+++ Dataset rows +++
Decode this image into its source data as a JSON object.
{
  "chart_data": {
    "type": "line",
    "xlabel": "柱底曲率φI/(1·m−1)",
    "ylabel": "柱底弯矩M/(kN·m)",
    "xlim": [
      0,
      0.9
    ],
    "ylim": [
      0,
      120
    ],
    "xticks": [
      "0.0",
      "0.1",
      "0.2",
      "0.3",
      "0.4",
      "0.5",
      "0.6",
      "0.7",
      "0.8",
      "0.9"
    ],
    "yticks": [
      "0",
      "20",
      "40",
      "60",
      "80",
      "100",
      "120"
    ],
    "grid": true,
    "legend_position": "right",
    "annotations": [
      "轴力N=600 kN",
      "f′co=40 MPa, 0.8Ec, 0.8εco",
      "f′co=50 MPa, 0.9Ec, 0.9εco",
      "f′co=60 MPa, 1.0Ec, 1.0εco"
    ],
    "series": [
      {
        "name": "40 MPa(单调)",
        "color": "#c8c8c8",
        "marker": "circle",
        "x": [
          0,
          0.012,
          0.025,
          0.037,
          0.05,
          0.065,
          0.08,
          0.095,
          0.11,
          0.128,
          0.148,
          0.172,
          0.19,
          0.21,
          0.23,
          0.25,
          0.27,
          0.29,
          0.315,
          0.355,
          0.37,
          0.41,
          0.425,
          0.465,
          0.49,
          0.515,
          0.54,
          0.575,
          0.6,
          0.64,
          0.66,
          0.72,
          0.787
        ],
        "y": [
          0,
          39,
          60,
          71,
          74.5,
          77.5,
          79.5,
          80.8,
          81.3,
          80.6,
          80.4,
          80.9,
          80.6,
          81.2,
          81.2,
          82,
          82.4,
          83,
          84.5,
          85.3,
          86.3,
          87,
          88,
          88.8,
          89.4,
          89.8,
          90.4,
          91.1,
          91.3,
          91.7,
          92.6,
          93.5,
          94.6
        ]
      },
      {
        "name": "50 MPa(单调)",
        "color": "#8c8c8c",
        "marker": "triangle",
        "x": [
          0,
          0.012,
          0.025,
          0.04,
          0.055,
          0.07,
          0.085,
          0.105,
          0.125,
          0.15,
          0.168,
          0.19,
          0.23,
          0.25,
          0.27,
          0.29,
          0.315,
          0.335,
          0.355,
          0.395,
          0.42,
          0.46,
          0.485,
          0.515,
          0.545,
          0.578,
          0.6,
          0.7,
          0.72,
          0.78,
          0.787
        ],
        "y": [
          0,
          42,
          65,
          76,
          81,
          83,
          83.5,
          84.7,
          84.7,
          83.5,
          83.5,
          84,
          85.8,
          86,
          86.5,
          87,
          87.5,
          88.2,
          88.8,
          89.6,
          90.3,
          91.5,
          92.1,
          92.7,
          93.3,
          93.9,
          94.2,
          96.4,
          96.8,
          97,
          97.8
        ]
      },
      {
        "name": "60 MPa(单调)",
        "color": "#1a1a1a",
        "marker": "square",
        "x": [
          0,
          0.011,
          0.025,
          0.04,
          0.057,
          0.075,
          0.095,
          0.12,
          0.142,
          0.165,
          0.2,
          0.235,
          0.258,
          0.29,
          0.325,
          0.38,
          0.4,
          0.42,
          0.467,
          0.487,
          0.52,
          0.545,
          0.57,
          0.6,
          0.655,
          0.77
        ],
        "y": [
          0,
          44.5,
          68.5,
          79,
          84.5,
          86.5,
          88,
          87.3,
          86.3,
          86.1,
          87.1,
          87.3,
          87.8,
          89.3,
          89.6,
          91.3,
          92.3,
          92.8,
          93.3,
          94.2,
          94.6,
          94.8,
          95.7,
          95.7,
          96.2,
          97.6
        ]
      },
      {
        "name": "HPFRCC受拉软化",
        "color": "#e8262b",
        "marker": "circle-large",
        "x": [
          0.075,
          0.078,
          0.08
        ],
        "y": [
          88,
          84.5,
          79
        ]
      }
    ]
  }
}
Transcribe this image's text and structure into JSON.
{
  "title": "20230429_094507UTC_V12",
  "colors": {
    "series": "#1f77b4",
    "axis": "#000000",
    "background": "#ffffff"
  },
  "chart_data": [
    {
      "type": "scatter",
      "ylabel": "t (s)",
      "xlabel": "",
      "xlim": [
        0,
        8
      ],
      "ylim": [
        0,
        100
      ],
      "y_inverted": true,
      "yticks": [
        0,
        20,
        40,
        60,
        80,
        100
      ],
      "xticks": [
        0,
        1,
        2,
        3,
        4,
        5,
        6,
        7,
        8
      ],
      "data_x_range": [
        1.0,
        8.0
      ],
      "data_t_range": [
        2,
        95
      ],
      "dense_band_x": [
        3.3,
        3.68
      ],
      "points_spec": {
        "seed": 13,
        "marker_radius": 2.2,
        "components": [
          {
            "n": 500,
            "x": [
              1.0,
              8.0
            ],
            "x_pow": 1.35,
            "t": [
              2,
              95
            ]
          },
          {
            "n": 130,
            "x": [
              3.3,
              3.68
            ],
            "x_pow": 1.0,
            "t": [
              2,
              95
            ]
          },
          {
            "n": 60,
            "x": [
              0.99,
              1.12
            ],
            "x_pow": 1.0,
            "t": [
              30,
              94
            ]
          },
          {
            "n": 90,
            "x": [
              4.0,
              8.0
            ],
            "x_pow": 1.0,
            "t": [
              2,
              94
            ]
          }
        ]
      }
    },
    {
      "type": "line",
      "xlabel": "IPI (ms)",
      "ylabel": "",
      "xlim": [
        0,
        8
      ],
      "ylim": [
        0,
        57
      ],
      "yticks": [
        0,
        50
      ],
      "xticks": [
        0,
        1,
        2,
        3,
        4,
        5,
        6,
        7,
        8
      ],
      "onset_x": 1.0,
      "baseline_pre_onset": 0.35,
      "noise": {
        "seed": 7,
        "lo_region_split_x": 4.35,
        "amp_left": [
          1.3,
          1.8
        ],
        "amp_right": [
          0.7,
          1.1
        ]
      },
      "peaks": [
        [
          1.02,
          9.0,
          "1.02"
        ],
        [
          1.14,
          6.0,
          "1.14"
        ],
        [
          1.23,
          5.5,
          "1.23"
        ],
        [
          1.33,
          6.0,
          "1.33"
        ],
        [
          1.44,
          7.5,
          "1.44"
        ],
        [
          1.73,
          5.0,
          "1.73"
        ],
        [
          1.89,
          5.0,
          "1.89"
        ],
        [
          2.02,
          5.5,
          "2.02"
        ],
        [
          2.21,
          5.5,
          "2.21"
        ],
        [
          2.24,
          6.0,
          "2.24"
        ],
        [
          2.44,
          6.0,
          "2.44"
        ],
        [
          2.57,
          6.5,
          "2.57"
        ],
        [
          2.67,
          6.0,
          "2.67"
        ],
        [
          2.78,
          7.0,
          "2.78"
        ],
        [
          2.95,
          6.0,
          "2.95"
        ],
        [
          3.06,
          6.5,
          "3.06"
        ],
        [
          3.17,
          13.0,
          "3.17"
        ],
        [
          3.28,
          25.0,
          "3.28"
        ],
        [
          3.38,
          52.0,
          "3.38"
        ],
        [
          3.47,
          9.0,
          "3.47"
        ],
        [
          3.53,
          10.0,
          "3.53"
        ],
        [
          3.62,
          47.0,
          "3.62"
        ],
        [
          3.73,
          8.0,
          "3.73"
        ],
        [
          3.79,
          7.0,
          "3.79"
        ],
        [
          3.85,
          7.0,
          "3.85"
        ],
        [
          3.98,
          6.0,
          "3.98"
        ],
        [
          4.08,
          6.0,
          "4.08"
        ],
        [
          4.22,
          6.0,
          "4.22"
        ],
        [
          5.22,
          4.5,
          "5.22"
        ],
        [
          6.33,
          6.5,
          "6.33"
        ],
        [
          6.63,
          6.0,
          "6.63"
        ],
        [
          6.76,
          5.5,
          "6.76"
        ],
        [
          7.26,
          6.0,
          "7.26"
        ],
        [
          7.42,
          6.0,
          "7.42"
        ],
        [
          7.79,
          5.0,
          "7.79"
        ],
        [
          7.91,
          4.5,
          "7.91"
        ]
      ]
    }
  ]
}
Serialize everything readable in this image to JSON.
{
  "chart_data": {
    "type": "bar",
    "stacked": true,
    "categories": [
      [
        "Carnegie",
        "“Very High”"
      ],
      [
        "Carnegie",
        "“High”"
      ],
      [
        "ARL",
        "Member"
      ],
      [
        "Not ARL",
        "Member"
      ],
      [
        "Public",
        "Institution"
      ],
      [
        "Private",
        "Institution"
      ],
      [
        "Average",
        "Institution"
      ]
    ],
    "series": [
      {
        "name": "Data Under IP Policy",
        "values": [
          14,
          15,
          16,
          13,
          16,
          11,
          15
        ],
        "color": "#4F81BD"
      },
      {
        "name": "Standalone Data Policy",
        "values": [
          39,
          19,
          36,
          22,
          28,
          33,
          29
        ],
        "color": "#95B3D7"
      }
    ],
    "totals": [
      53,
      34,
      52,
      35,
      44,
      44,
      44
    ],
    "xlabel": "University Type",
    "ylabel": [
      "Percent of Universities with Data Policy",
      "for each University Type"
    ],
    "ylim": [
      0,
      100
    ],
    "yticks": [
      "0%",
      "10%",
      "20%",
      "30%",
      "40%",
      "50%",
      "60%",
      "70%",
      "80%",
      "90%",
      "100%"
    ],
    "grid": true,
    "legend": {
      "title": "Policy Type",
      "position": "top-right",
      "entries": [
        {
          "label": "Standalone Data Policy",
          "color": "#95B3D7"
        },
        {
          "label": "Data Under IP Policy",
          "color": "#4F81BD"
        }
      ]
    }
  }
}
+++
» Task to carry out:
Lines that include the word "JSON" are to be extracted from the data above.

» Solution to the problem:
Decode this image into its source data as a JSON object.
Transcribe this image's text and structure into JSON.
Serialize everything readable in this image to JSON.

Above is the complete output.